**Source records**
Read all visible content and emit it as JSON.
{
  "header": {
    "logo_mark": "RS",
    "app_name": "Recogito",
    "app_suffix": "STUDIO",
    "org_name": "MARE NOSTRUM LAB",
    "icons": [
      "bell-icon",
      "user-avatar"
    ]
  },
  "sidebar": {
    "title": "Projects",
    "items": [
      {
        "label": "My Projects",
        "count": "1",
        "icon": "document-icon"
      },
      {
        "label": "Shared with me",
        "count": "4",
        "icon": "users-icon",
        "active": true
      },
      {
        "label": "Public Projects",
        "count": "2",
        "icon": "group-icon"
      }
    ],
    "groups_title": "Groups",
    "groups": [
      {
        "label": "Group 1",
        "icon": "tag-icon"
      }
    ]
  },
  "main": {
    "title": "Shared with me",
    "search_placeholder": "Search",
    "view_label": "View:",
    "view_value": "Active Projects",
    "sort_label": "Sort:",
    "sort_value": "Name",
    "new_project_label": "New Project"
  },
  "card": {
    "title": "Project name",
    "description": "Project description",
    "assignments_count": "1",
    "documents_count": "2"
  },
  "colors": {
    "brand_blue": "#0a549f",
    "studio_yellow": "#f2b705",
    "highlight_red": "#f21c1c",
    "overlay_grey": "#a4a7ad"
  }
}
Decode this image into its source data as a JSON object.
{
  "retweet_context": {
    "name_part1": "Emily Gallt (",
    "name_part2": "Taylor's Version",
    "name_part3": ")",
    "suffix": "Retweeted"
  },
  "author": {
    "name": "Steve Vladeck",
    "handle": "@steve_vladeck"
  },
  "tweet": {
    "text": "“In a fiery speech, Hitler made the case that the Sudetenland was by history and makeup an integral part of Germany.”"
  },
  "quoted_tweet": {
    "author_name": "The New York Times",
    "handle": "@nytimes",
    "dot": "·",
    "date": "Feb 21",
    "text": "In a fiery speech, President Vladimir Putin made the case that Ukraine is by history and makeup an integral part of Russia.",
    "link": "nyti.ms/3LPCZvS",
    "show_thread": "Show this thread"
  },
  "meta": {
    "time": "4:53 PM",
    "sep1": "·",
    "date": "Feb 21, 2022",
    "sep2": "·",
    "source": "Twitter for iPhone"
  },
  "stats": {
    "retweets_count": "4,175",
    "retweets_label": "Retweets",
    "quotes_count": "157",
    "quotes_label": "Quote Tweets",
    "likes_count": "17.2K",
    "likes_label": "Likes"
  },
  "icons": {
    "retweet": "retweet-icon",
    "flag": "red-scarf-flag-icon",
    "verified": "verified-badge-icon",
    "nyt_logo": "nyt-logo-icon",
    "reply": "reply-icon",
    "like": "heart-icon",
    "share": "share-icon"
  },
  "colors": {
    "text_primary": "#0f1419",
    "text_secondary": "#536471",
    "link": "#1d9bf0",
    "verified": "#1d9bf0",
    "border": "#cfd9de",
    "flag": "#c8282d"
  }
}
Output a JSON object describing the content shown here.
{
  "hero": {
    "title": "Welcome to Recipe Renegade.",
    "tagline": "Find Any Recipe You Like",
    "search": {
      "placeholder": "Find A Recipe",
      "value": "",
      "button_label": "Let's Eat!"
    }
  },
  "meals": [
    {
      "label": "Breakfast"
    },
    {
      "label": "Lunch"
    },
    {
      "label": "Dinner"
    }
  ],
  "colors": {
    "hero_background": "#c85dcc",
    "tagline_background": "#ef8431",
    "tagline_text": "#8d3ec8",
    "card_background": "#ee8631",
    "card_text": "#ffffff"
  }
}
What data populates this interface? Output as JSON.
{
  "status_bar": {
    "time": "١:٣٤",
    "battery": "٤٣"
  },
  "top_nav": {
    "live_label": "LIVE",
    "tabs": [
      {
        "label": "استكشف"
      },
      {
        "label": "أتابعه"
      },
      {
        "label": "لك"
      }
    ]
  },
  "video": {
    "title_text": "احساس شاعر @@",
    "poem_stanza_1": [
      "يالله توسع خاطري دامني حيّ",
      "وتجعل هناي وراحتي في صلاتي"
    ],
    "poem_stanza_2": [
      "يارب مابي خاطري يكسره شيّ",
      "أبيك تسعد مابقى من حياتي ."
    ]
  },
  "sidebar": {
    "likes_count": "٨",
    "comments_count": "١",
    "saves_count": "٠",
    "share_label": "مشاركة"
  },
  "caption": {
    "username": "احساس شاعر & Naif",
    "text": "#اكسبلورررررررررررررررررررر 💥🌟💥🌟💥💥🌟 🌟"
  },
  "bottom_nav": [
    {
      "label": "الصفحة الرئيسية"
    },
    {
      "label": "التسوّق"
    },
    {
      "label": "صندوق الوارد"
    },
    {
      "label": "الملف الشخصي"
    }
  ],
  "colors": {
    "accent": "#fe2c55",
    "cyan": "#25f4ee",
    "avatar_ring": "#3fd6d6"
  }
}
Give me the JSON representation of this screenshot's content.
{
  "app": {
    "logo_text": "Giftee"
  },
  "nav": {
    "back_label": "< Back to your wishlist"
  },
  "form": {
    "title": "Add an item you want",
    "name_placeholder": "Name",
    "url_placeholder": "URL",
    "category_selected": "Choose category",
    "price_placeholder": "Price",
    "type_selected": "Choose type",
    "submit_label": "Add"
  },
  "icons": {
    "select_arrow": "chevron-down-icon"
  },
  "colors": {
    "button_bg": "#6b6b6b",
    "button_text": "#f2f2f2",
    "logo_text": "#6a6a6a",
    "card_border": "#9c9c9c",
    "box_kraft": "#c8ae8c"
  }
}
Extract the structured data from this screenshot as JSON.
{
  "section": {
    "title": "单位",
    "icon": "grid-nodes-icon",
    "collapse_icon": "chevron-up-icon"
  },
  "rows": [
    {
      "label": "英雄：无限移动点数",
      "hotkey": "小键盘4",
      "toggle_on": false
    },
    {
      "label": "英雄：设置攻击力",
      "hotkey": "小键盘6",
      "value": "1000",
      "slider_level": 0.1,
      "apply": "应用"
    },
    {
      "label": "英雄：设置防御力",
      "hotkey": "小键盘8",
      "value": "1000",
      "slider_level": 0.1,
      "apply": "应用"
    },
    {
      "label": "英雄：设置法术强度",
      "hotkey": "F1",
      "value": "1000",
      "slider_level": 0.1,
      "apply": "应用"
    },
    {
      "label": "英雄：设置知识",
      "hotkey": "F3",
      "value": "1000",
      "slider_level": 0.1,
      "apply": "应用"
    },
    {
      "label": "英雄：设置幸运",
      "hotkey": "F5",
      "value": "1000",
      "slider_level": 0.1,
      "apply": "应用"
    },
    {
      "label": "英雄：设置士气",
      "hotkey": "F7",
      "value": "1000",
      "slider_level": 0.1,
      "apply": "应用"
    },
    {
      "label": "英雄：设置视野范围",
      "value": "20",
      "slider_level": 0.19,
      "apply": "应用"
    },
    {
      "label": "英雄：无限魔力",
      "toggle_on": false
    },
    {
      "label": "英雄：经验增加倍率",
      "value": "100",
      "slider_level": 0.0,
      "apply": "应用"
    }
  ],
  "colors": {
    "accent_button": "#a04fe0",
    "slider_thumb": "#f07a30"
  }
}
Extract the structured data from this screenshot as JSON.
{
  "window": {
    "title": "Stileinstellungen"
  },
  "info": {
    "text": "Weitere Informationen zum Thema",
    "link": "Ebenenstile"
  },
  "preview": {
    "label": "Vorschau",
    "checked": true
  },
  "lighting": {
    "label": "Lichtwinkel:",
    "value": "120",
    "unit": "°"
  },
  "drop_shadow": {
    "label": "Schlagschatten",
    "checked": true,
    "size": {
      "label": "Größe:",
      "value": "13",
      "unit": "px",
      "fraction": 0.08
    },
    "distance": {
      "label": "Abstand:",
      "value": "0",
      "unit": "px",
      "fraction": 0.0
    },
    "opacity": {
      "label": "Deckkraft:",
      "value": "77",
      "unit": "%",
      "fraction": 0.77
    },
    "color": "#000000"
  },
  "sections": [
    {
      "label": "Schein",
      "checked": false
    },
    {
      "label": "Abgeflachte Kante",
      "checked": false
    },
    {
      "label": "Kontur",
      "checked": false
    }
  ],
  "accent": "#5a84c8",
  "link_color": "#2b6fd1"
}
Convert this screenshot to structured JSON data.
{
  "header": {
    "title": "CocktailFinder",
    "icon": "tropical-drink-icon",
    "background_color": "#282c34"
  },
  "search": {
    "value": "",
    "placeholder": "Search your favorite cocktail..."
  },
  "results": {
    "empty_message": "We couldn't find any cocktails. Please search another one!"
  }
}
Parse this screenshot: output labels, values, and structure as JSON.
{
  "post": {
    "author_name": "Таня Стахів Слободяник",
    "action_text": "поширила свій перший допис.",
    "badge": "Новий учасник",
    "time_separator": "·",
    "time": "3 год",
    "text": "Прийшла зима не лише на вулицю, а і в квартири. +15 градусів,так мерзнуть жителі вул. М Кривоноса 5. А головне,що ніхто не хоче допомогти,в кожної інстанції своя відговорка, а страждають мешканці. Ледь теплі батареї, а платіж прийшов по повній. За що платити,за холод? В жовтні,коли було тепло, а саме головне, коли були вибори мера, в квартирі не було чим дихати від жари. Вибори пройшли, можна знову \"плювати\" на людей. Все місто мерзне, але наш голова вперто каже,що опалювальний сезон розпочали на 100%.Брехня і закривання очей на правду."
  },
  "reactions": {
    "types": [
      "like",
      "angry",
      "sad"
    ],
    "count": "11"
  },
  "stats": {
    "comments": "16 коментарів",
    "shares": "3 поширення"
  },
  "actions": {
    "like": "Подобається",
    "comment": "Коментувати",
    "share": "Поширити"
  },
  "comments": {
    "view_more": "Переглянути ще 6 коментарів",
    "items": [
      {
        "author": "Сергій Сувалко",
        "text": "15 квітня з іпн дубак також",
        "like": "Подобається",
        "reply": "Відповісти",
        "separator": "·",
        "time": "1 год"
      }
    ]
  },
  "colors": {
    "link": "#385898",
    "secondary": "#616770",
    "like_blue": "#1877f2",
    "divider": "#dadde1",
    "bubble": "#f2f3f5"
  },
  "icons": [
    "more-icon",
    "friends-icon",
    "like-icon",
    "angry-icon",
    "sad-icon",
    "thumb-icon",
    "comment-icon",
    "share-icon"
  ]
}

**Written instruction**
Wherever a line in the data above holds "شاعر", copy that line.

**Exercise output**
    "title_text": "احساس شاعر @@",
    "username": "احساس شاعر & Naif",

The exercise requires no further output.